§ STORED ROWS
[START]
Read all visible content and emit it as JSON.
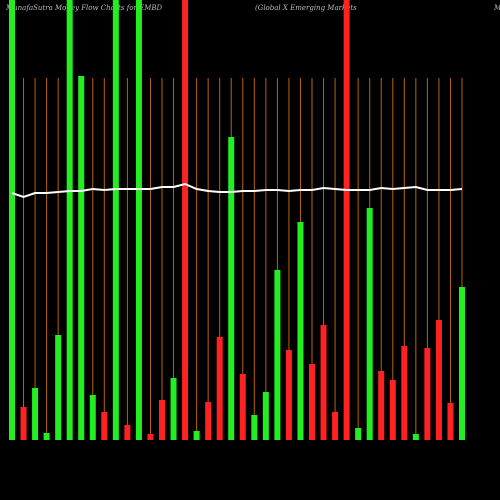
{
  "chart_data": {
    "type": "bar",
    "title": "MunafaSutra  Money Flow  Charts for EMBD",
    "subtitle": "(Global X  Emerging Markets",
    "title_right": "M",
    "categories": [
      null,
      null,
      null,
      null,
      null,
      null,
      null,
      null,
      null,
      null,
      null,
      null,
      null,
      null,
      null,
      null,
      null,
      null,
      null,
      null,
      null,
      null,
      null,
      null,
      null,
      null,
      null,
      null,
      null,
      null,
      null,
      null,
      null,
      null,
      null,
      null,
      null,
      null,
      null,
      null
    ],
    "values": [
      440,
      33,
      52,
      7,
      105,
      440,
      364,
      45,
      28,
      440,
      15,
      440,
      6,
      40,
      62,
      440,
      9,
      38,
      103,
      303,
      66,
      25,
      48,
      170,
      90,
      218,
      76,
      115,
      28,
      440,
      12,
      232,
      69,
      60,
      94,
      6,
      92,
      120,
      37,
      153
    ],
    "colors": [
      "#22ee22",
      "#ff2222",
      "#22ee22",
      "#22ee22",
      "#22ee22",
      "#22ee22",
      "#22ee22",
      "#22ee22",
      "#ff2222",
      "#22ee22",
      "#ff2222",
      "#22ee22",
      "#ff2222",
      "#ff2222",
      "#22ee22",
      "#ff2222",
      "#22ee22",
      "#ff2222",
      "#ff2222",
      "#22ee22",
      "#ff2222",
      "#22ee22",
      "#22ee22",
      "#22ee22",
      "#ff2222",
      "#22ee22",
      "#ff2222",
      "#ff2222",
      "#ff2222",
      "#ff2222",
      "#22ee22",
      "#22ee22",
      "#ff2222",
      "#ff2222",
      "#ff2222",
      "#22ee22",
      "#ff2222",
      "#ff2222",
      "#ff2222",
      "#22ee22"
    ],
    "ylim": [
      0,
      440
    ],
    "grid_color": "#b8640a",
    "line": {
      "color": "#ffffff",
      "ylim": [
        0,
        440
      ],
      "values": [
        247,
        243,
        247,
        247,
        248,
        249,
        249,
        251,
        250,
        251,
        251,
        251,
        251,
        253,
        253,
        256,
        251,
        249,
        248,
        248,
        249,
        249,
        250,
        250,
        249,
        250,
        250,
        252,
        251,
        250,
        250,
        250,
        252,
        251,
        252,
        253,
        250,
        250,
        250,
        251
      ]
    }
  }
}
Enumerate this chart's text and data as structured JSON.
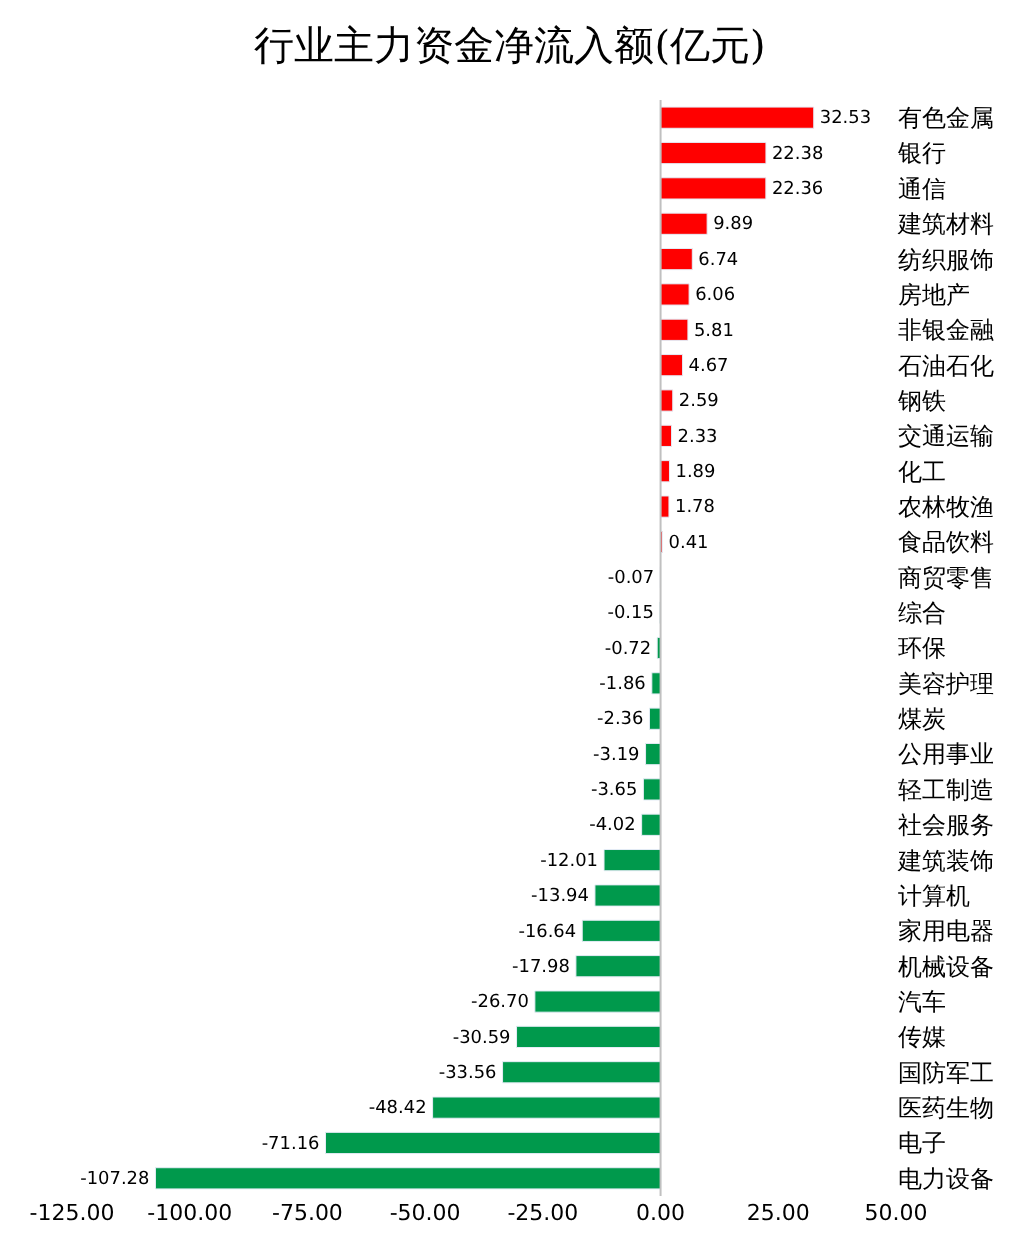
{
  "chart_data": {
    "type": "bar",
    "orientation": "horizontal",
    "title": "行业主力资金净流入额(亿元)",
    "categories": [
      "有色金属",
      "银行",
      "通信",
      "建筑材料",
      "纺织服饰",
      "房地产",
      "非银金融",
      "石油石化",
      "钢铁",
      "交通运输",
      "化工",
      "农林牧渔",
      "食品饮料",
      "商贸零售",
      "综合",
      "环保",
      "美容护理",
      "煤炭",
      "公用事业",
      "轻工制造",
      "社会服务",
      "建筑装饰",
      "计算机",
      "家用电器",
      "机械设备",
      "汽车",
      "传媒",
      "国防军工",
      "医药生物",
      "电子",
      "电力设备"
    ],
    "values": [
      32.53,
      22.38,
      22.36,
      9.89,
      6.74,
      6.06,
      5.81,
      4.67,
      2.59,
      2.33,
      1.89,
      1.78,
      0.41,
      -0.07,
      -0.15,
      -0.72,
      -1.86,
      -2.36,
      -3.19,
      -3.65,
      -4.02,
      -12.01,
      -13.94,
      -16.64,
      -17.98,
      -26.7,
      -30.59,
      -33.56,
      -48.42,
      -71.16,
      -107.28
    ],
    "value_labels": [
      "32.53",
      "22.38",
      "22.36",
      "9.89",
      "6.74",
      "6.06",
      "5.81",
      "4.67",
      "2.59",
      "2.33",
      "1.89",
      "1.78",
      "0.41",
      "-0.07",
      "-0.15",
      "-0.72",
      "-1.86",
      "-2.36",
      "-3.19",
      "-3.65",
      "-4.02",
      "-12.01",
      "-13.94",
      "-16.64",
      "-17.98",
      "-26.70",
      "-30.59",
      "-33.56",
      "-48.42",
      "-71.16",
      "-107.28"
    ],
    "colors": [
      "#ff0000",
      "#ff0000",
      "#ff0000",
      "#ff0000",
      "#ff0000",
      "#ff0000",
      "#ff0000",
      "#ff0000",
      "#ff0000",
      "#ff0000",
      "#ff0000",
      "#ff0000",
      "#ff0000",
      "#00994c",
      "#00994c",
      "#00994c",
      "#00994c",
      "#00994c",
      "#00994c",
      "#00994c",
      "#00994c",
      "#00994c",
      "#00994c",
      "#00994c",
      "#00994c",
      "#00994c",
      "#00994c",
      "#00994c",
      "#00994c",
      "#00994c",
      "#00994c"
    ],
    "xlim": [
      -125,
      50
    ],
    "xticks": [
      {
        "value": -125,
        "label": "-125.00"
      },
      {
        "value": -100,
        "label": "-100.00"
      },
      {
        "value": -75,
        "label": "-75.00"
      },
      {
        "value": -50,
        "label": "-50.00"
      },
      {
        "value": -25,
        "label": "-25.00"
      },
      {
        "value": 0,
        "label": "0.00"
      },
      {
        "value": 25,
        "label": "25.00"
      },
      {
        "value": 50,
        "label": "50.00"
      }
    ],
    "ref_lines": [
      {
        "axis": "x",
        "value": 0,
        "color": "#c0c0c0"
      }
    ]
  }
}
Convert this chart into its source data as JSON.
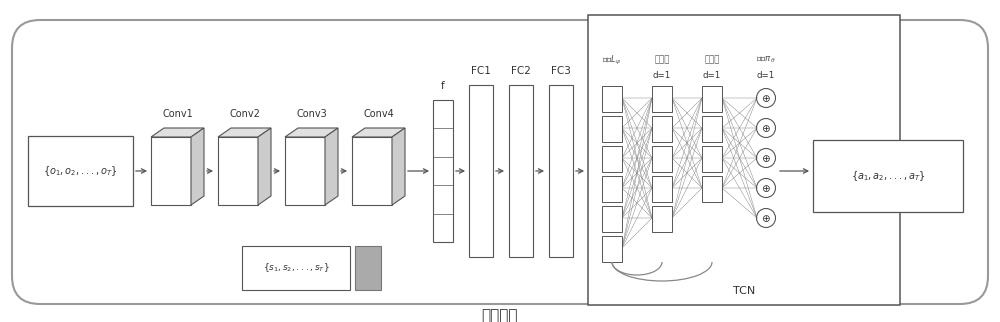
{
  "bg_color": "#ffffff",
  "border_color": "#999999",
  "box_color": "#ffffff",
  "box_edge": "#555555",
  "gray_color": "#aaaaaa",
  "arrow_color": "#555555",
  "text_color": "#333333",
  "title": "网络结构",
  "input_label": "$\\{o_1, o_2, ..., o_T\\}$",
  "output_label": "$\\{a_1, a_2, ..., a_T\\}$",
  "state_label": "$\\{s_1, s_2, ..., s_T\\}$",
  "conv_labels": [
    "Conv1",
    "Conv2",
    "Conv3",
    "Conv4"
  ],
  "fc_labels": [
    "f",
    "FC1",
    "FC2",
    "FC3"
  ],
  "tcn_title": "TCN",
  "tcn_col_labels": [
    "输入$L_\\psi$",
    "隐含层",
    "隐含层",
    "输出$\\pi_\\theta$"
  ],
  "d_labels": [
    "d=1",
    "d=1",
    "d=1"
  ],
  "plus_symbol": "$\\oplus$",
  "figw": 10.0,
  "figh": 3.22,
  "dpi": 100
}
[END]
§ AIM OF THE TASK
Return each line exactly as written. Any picture gets left out.

§ FINAL RESULT
Read all visible content and emit it as JSON.
{
  "chart_data": {
    "type": "bar",
    "title": "MunafaSutra  Money Flow  Charts for EMBD",
    "subtitle": "(Global X  Emerging Markets",
    "title_right": "M",
    "categories": [
      null,
      null,
      null,
      null,
      null,
      null,
      null,
      null,
      null,
      null,
      null,
      null,
      null,
      null,
      null,
      null,
      null,
      null,
      null,
      null,
      null,
      null,
      null,
      null,
      null,
      null,
      null,
      null,
      null,
      null,
      null,
      null,
      null,
      null,
      null,
      null,
      null,
      null,
      null,
      null
    ],
    "values": [
      440,
      33,
      52,
      7,
      105,
      440,
      364,
      45,
      28,
      440,
      15,
      440,
      6,
      40,
      62,
      440,
      9,
      38,
      103,
      303,
      66,
      25,
      48,
      170,
      90,
      218,
      76,
      115,
      28,
      440,
      12,
      232,
      69,
      60,
      94,
      6,
      92,
      120,
      37,
      153
    ],
    "colors": [
      "#22ee22",
      "#ff2222",
      "#22ee22",
      "#22ee22",
      "#22ee22",
      "#22ee22",
      "#22ee22",
      "#22ee22",
      "#ff2222",
      "#22ee22",
      "#ff2222",
      "#22ee22",
      "#ff2222",
      "#ff2222",
      "#22ee22",
      "#ff2222",
      "#22ee22",
      "#ff2222",
      "#ff2222",
      "#22ee22",
      "#ff2222",
      "#22ee22",
      "#22ee22",
      "#22ee22",
      "#ff2222",
      "#22ee22",
      "#ff2222",
      "#ff2222",
      "#ff2222",
      "#ff2222",
      "#22ee22",
      "#22ee22",
      "#ff2222",
      "#ff2222",
      "#ff2222",
      "#22ee22",
      "#ff2222",
      "#ff2222",
      "#ff2222",
      "#22ee22"
    ],
    "ylim": [
      0,
      440
    ],
    "grid_color": "#b8640a",
    "line": {
      "color": "#ffffff",
      "ylim": [
        0,
        440
      ],
      "values": [
        247,
        243,
        247,
        247,
        248,
        249,
        249,
        251,
        250,
        251,
        251,
        251,
        251,
        253,
        253,
        256,
        251,
        249,
        248,
        248,
        249,
        249,
        250,
        250,
        249,
        250,
        250,
        252,
        251,
        250,
        250,
        250,
        252,
        251,
        252,
        253,
        250,
        250,
        250,
        251
      ]
    }
  }
}
Enumerate this chart's text and data as structured JSON.
{
  "chart_data": {
    "type": "bar",
    "orientation": "horizontal",
    "title": "行业主力资金净流入额(亿元)",
    "categories": [
      "有色金属",
      "银行",
      "通信",
      "建筑材料",
      "纺织服饰",
      "房地产",
      "非银金融",
      "石油石化",
      "钢铁",
      "交通运输",
      "化工",
      "农林牧渔",
      "食品饮料",
      "商贸零售",
      "综合",
      "环保",
      "美容护理",
      "煤炭",
      "公用事业",
      "轻工制造",
      "社会服务",
      "建筑装饰",
      "计算机",
      "家用电器",
      "机械设备",
      "汽车",
      "传媒",
      "国防军工",
      "医药生物",
      "电子",
      "电力设备"
    ],
    "values": [
      32.53,
      22.38,
      22.36,
      9.89,
      6.74,
      6.06,
      5.81,
      4.67,
      2.59,
      2.33,
      1.89,
      1.78,
      0.41,
      -0.07,
      -0.15,
      -0.72,
      -1.86,
      -2.36,
      -3.19,
      -3.65,
      -4.02,
      -12.01,
      -13.94,
      -16.64,
      -17.98,
      -26.7,
      -30.59,
      -33.56,
      -48.42,
      -71.16,
      -107.28
    ],
    "value_labels": [
      "32.53",
      "22.38",
      "22.36",
      "9.89",
      "6.74",
      "6.06",
      "5.81",
      "4.67",
      "2.59",
      "2.33",
      "1.89",
      "1.78",
      "0.41",
      "-0.07",
      "-0.15",
      "-0.72",
      "-1.86",
      "-2.36",
      "-3.19",
      "-3.65",
      "-4.02",
      "-12.01",
      "-13.94",
      "-16.64",
      "-17.98",
      "-26.70",
      "-30.59",
      "-33.56",
      "-48.42",
      "-71.16",
      "-107.28"
    ],
    "colors": [
      "#ff0000",
      "#ff0000",
      "#ff0000",
      "#ff0000",
      "#ff0000",
      "#ff0000",
      "#ff0000",
      "#ff0000",
      "#ff0000",
      "#ff0000",
      "#ff0000",
      "#ff0000",
      "#ff0000",
      "#00994c",
      "#00994c",
      "#00994c",
      "#00994c",
      "#00994c",
      "#00994c",
      "#00994c",
      "#00994c",
      "#00994c",
      "#00994c",
      "#00994c",
      "#00994c",
      "#00994c",
      "#00994c",
      "#00994c",
      "#00994c",
      "#00994c",
      "#00994c"
    ],
    "xlim": [
      -125,
      50
    ],
    "xticks": [
      {
        "value": -125,
        "label": "-125.00"
      },
      {
        "value": -100,
        "label": "-100.00"
      },
      {
        "value": -75,
        "label": "-75.00"
      },
      {
        "value": -50,
        "label": "-50.00"
      },
      {
        "value": -25,
        "label": "-25.00"
      },
      {
        "value": 0,
        "label": "0.00"
      },
      {
        "value": 25,
        "label": "25.00"
      },
      {
        "value": 50,
        "label": "50.00"
      }
    ],
    "ref_lines": [
      {
        "axis": "x",
        "value": 0,
        "color": "#c0c0c0"
      }
    ]
  }
}
Convert this chart into its source data as JSON.
{
  "bg_color": "#ffffff",
  "border_color": "#999999",
  "box_color": "#ffffff",
  "box_edge": "#555555",
  "gray_color": "#aaaaaa",
  "arrow_color": "#555555",
  "text_color": "#333333",
  "title": "网络结构",
  "input_label": "$\\{o_1, o_2, ..., o_T\\}$",
  "output_label": "$\\{a_1, a_2, ..., a_T\\}$",
  "state_label": "$\\{s_1, s_2, ..., s_T\\}$",
  "conv_labels": [
    "Conv1",
    "Conv2",
    "Conv3",
    "Conv4"
  ],
  "fc_labels": [
    "f",
    "FC1",
    "FC2",
    "FC3"
  ],
  "tcn_title": "TCN",
  "tcn_col_labels": [
    "输入$L_\\psi$",
    "隐含层",
    "隐含层",
    "输出$\\pi_\\theta$"
  ],
  "d_labels": [
    "d=1",
    "d=1",
    "d=1"
  ],
  "plus_symbol": "$\\oplus$",
  "figw": 10.0,
  "figh": 3.22,
  "dpi": 100
}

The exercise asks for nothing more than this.